═════ Data section

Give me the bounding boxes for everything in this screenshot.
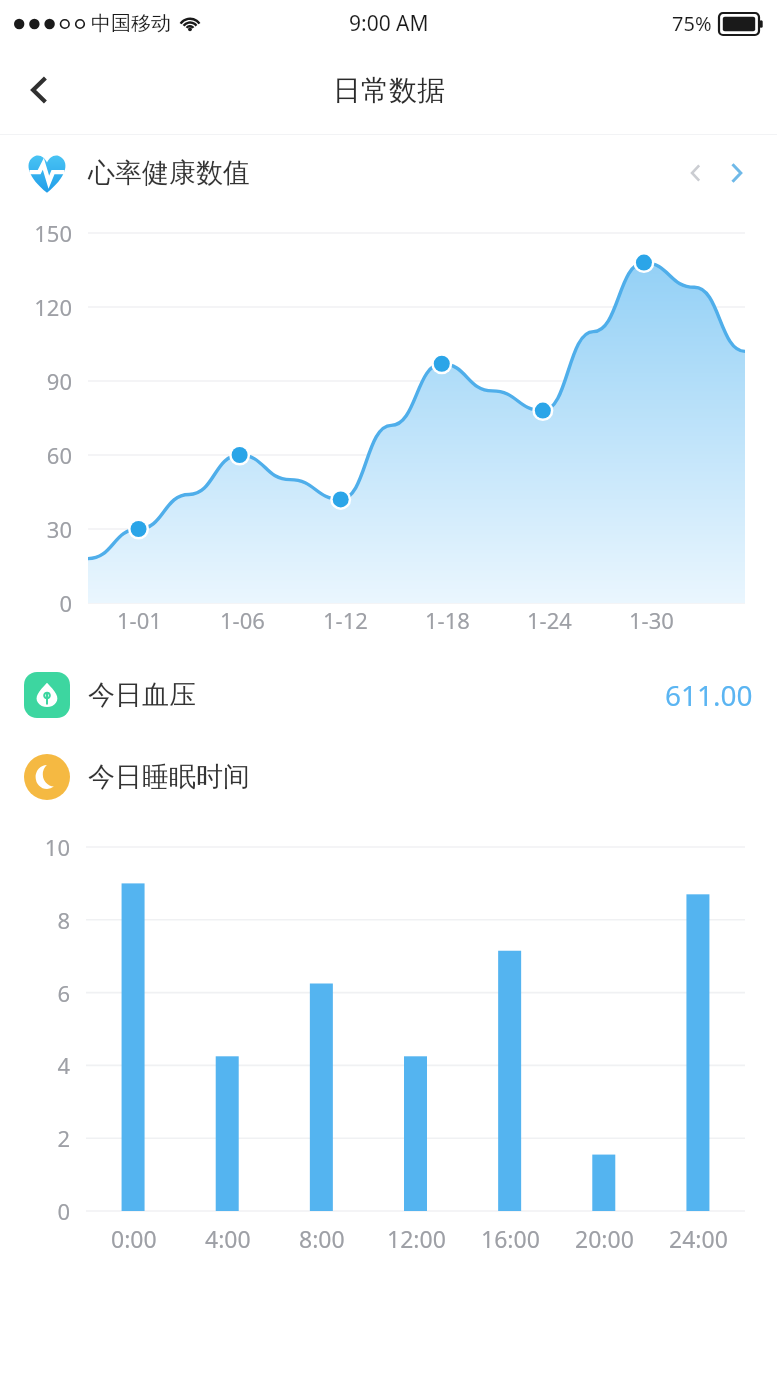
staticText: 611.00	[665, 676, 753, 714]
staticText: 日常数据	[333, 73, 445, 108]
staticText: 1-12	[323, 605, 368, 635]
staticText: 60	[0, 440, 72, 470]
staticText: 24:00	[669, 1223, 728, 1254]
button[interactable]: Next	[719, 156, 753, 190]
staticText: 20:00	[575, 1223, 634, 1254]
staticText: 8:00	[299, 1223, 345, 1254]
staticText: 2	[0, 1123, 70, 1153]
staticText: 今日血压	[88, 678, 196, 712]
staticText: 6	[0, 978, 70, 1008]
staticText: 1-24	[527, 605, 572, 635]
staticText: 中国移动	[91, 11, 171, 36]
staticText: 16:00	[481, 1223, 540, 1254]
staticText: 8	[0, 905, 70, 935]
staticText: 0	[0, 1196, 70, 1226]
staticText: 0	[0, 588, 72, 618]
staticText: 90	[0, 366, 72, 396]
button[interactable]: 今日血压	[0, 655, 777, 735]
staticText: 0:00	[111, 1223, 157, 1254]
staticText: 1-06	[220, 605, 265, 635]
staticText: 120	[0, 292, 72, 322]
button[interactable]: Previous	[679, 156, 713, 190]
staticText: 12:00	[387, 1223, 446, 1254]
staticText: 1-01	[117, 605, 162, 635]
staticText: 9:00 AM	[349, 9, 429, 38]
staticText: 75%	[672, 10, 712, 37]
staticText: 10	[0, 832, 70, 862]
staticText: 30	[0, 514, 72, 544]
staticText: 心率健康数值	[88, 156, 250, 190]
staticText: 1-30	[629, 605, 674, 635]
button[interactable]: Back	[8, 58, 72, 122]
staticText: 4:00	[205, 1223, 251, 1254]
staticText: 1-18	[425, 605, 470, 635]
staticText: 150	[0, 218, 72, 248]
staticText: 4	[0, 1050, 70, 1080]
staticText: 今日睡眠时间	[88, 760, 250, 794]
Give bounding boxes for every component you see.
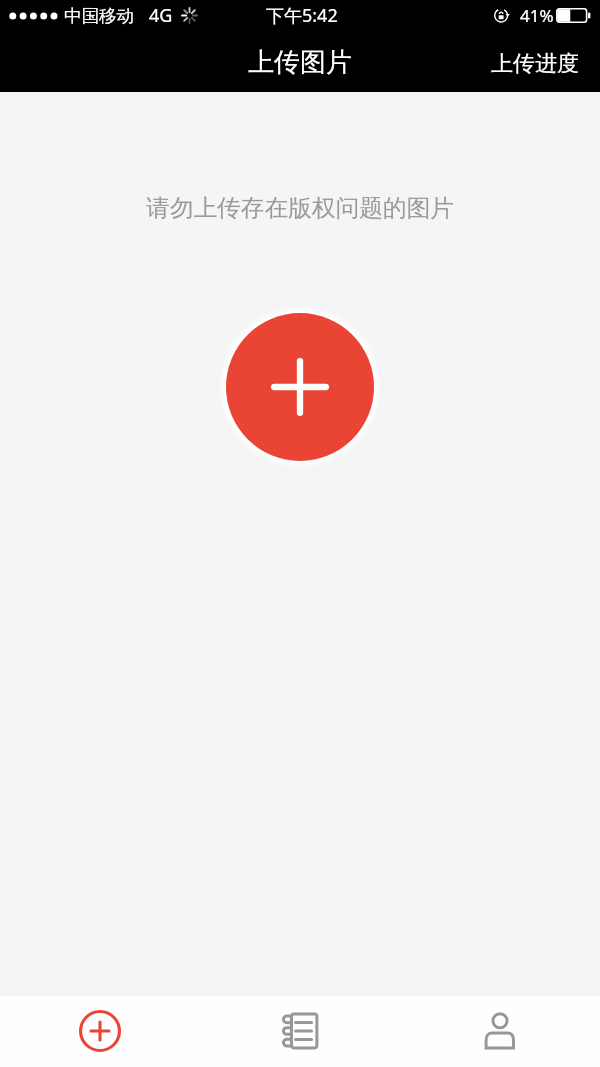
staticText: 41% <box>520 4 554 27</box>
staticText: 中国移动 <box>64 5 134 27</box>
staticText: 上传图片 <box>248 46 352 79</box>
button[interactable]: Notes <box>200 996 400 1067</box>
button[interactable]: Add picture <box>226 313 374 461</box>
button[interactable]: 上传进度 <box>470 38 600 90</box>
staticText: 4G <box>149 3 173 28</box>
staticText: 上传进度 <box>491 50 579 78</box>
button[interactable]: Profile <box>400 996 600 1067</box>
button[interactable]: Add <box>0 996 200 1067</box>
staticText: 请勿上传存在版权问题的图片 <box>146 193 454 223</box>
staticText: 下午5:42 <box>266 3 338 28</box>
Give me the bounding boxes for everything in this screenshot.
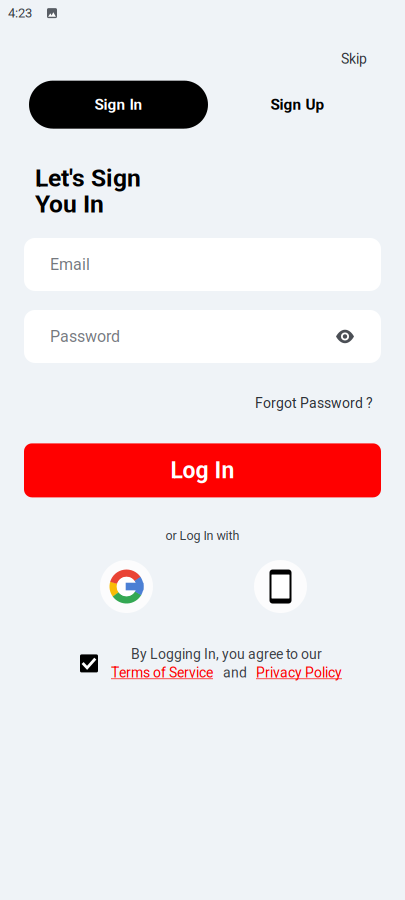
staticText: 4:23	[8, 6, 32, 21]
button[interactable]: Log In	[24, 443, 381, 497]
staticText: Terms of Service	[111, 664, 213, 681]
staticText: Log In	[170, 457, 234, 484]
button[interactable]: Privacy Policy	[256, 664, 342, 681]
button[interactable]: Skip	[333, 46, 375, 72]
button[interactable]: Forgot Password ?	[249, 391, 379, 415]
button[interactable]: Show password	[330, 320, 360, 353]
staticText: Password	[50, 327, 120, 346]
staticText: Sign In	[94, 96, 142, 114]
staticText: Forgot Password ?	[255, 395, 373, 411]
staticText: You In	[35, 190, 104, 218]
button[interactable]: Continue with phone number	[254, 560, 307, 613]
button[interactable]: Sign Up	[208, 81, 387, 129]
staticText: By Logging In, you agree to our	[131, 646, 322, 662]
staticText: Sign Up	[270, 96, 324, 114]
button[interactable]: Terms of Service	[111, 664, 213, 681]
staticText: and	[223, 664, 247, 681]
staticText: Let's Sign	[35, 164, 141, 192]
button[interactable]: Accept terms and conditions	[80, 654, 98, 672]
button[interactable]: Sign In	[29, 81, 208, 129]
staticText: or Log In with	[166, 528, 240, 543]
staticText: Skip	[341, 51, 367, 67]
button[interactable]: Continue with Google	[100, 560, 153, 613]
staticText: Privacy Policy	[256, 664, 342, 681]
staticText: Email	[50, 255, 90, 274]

══════════

Copy every line of all three entries above character for character, leaving out the pictures.

### The completed task
Give me the bounding boxes for everything in this screenshot.
staticText: 611.00	[665, 676, 753, 714]
staticText: 日常数据	[333, 73, 445, 108]
staticText: 1-12	[323, 605, 368, 635]
staticText: 60	[0, 440, 72, 470]
staticText: 24:00	[669, 1223, 728, 1254]
button[interactable]: Next	[719, 156, 753, 190]
staticText: 20:00	[575, 1223, 634, 1254]
staticText: 8:00	[299, 1223, 345, 1254]
staticText: 2	[0, 1123, 70, 1153]
staticText: 今日血压	[88, 678, 196, 712]
staticText: 6	[0, 978, 70, 1008]
staticText: 1-24	[527, 605, 572, 635]
staticText: 中国移动	[91, 11, 171, 36]
staticText: 16:00	[481, 1223, 540, 1254]
staticText: 8	[0, 905, 70, 935]
staticText: 0	[0, 1196, 70, 1226]
staticText: 0	[0, 588, 72, 618]
staticText: 90	[0, 366, 72, 396]
button[interactable]: 今日血压	[0, 655, 777, 735]
staticText: 0:00	[111, 1223, 157, 1254]
staticText: 1-06	[220, 605, 265, 635]
staticText: 120	[0, 292, 72, 322]
button[interactable]: Previous	[679, 156, 713, 190]
staticText: 12:00	[387, 1223, 446, 1254]
staticText: 1-01	[117, 605, 162, 635]
staticText: 9:00 AM	[349, 9, 429, 38]
staticText: 75%	[672, 10, 712, 37]
staticText: 10	[0, 832, 70, 862]
staticText: 30	[0, 514, 72, 544]
staticText: 心率健康数值	[88, 156, 250, 190]
staticText: 1-30	[629, 605, 674, 635]
button[interactable]: Back	[8, 58, 72, 122]
staticText: 4:00	[205, 1223, 251, 1254]
staticText: 1-18	[425, 605, 470, 635]
staticText: 150	[0, 218, 72, 248]
staticText: 4	[0, 1050, 70, 1080]
staticText: 今日睡眠时间	[88, 760, 250, 794]
Give bounding boxes for every component you see.
staticText: 41% <box>520 4 554 27</box>
staticText: 中国移动 <box>64 5 134 27</box>
staticText: 上传图片 <box>248 46 352 79</box>
button[interactable]: Notes <box>200 996 400 1067</box>
button[interactable]: Add picture <box>226 313 374 461</box>
button[interactable]: 上传进度 <box>470 38 600 90</box>
staticText: 4G <box>149 3 173 28</box>
staticText: 上传进度 <box>491 50 579 78</box>
button[interactable]: Profile <box>400 996 600 1067</box>
button[interactable]: Add <box>0 996 200 1067</box>
staticText: 请勿上传存在版权问题的图片 <box>146 193 454 223</box>
staticText: 下午5:42 <box>266 3 338 28</box>
Give me the bounding boxes for everything in this screenshot.
staticText: 4:23	[8, 6, 32, 21]
button[interactable]: Log In	[24, 443, 381, 497]
staticText: Terms of Service	[111, 664, 213, 681]
staticText: Log In	[170, 457, 234, 484]
button[interactable]: Privacy Policy	[256, 664, 342, 681]
button[interactable]: Skip	[333, 46, 375, 72]
button[interactable]: Forgot Password ?	[249, 391, 379, 415]
button[interactable]: Show password	[330, 320, 360, 353]
staticText: Password	[50, 327, 120, 346]
staticText: Sign In	[94, 96, 142, 114]
staticText: Forgot Password ?	[255, 395, 373, 411]
staticText: You In	[35, 190, 104, 218]
button[interactable]: Continue with phone number	[254, 560, 307, 613]
button[interactable]: Sign Up	[208, 81, 387, 129]
staticText: By Logging In, you agree to our	[131, 646, 322, 662]
staticText: Sign Up	[270, 96, 324, 114]
button[interactable]: Terms of Service	[111, 664, 213, 681]
staticText: and	[223, 664, 247, 681]
staticText: Let's Sign	[35, 164, 141, 192]
button[interactable]: Accept terms and conditions	[80, 654, 98, 672]
button[interactable]: Sign In	[29, 81, 208, 129]
staticText: or Log In with	[166, 528, 240, 543]
staticText: Skip	[341, 51, 367, 67]
button[interactable]: Continue with Google	[100, 560, 153, 613]
staticText: Privacy Policy	[256, 664, 342, 681]
staticText: Email	[50, 255, 90, 274]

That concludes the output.